Individually, you understand each piece. The question now is: what happens when they all work together?


Section I.1 Building a Real Pipeline

Let's build something realistic. Imagine an e-commerce company with two tables: orders (what customers bought) and customers (who they are). We want to answer a simple business question: "For each region, what's the total revenue from orders over $100?"

Here's the data. It's small enough to fit in your head — that's deliberate. The point isn't volume; it's watching the pipeline run.

Our data — using pyfloe's real API
import pyfloe as pf

orders = pf.LazyFrame([
    {"order_id": 1, "customer_id": 101, "amount": 250.0, "product": "Widget A"},
    {"order_id": 2, "customer_id": 102, "amount": 45.0,  "product": "Widget B"},
    {"order_id": 3, "customer_id": 103, "amount": 180.0, "product": "Widget C"},
    {"order_id": 4, "customer_id": 101, "amount": 320.0, "product": "Widget D"},
    {"order_id": 5, "customer_id": 104, "amount": 90.0,  "product": "Widget A"},
    {"order_id": 6, "customer_id": 102, "amount": 150.0, "product": "Widget E"},
])

customers = pf.LazyFrame([
    {"customer_id": 101, "name": "Alice",  "region": "EU", "segment": "Enterprise"},
    {"customer_id": 102, "name": "Bob",    "region": "US", "segment": "SMB"},
    {"customer_id": 103, "name": "Carlos", "region": "EU", "segment": "Enterprise"},
    {"customer_id": 104, "name": "Diana",  "region": "US", "segment": "Enterprise"},
])

# Build the pipeline — each call adds a plan node
result = (
    orders
    .join(customers, on="customer_id")
    .filter(pf.col("amount") > 100)
    .with_column("tax", pf.col("amount") * 0.2)
    .select("region", "amount", "tax")
)

# Check schema BEFORE running (lazy!)
print("Schema:", result.schema)
print()

# Now materialize
result.collect()
for row in result.to_pylist():
    print(row)

Nothing has happened yet. Both orders and customers are LazyFrame objects wrapping ScanNode instances. No data has been processed. No rows have been touched. This is the "lazy" in lazy evaluation.

Now let's build the pipeline — each method call adds a node to the plan tree:

The full pipeline
result = (
    orders
    .join(customers, on="customer_id")          # JoinNode
    .filter(pf.col("amount") > 100)              # FilterNode
    .with_column("tax", pf.col("amount") * 0.2)  # WithColumnNode
    .select("region", "amount", "tax")         # ProjectNode
)

Four method calls. Four plan nodes created. Zero rows processed. The variable result is a LazyFrame that holds the plan for a computation, not the result of one.

Notice
Each method call — .join(), .filter(), .with_column(), .select() — creates a new plan node and wraps it in a new LazyFrame. The original orders and customers frames are untouched. This is the _from_plan classmethod from Module 3 in action.

Items from a dataset -
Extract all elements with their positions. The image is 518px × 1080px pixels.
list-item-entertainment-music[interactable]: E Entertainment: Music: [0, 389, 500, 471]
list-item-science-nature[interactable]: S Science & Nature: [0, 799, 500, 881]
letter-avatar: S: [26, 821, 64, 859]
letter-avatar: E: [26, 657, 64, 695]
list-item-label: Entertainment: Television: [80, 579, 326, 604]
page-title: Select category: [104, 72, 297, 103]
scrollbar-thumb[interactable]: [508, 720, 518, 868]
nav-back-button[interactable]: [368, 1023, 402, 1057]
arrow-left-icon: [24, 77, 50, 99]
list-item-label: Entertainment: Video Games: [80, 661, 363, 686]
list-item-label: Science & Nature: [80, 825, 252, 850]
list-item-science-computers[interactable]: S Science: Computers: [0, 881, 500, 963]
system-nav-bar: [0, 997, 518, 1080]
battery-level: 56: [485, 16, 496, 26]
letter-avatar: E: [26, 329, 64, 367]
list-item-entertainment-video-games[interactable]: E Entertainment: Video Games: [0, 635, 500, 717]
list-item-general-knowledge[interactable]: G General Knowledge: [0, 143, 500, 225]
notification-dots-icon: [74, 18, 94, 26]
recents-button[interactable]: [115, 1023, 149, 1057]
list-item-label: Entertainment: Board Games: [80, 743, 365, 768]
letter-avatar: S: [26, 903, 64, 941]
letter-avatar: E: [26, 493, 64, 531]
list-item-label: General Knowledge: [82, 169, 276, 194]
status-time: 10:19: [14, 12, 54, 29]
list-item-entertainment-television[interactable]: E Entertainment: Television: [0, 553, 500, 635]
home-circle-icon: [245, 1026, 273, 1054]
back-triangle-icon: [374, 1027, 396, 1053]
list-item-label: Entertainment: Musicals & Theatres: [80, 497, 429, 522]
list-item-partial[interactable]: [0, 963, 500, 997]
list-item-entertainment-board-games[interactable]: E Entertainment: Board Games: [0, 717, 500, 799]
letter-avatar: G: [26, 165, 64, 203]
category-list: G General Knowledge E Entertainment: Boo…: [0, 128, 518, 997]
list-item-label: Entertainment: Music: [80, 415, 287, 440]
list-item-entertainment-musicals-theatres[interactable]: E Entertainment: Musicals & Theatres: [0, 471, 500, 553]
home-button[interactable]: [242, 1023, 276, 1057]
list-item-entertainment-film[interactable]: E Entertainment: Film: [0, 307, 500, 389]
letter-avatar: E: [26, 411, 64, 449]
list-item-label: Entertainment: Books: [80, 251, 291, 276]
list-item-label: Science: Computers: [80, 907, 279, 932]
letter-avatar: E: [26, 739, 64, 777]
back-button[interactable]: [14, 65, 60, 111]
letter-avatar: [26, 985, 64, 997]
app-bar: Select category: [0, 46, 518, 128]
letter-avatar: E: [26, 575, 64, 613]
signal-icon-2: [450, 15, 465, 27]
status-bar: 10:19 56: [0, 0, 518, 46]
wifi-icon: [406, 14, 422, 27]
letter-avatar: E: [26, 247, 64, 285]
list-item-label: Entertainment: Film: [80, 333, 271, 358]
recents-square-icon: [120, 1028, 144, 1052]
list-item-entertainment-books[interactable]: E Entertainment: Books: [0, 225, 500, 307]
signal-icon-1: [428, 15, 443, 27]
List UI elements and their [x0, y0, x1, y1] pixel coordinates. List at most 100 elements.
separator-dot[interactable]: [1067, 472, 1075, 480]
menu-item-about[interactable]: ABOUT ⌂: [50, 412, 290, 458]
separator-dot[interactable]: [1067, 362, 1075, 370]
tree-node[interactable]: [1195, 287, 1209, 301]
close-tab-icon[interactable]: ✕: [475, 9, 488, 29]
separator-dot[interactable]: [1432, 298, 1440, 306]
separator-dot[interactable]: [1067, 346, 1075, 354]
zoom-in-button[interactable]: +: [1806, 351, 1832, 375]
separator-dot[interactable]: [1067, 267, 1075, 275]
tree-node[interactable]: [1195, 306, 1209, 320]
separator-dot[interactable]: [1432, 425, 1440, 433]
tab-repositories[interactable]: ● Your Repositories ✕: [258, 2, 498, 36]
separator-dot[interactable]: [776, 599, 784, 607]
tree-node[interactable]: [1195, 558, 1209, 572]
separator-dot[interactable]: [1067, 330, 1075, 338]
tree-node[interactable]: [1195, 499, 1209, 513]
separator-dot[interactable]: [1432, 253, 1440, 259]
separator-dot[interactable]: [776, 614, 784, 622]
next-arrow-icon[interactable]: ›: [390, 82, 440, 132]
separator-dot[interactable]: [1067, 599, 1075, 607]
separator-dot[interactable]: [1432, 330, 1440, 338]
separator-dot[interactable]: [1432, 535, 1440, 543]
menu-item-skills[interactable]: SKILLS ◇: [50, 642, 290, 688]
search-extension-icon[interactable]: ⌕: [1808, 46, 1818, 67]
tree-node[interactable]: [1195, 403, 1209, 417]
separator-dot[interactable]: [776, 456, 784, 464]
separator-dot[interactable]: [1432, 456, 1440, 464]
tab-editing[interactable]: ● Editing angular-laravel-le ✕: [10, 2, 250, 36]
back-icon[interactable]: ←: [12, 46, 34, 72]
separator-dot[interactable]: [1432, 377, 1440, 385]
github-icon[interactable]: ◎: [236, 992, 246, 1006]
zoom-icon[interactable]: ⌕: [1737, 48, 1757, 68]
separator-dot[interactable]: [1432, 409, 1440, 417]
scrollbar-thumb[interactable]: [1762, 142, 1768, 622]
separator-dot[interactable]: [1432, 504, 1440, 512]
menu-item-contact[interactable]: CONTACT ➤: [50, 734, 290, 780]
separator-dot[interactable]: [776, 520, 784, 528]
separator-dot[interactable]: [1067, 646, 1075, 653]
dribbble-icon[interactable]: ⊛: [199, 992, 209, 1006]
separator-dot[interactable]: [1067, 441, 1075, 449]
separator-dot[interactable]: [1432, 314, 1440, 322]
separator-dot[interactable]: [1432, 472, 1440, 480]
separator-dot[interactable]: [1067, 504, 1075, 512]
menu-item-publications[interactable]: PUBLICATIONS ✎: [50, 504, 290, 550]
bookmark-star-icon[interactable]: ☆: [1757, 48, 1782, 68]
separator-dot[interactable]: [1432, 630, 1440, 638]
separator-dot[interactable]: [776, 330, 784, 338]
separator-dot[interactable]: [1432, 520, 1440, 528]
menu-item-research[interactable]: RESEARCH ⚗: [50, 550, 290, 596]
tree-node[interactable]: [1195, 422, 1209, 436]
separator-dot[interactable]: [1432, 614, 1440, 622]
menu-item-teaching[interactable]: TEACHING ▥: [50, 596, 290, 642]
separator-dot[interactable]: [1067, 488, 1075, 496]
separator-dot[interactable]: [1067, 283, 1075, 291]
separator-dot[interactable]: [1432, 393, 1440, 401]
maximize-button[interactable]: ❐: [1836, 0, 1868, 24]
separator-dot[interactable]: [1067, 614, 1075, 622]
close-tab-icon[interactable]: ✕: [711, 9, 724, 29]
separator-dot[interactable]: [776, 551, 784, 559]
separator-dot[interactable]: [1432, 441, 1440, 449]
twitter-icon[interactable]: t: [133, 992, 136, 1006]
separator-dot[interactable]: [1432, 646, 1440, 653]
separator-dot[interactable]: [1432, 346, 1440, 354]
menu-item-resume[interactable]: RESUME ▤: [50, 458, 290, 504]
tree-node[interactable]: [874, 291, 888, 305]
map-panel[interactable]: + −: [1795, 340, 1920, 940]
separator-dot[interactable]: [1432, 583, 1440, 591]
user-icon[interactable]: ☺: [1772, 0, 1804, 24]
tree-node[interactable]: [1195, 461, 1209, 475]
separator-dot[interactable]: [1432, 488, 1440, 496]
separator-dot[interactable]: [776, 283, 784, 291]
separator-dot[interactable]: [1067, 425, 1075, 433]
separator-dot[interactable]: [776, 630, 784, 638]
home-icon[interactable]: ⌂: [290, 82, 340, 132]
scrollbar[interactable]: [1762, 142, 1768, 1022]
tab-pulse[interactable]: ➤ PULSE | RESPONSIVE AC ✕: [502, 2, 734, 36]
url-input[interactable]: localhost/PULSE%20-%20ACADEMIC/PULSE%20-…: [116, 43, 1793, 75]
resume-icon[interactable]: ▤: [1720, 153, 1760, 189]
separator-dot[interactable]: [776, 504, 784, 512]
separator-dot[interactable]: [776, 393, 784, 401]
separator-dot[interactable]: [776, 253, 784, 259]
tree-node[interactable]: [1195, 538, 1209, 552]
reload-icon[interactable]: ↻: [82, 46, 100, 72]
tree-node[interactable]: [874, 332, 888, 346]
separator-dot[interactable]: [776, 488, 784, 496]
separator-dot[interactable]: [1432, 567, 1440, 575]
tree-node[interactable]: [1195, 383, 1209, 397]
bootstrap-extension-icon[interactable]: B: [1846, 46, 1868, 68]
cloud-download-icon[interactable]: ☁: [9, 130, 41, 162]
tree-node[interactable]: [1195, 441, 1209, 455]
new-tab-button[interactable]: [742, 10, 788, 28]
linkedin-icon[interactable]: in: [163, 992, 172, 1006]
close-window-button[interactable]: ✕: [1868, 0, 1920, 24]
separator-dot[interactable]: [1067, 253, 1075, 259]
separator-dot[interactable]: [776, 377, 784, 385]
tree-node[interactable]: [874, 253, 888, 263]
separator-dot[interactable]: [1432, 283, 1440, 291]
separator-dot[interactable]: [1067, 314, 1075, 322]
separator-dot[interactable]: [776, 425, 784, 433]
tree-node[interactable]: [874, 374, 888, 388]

Complete the following -
A - Please extract the passage of the pyfloe pipeline excerpt from "Let's build something" to "the pipeline run.".
B - According to the pyfloe pipeline excerpt, what kind of instances do the orders and customers LazyFrame objects wrap before any data is processed?
The lines are not needed for the tasks.

Solutions by task -
A -
Let's build something realistic. Imagine an e-commerce company with two tables: orders (what customers bought) and customers (who they are). We want to answer a simple business question: "For each region, what's the total revenue from orders over $100?"

Here's the data. It's small enough to fit in your head — that's deliberate. The point isn't volume; it's watching the pipeline run.

B - ScanNode instances.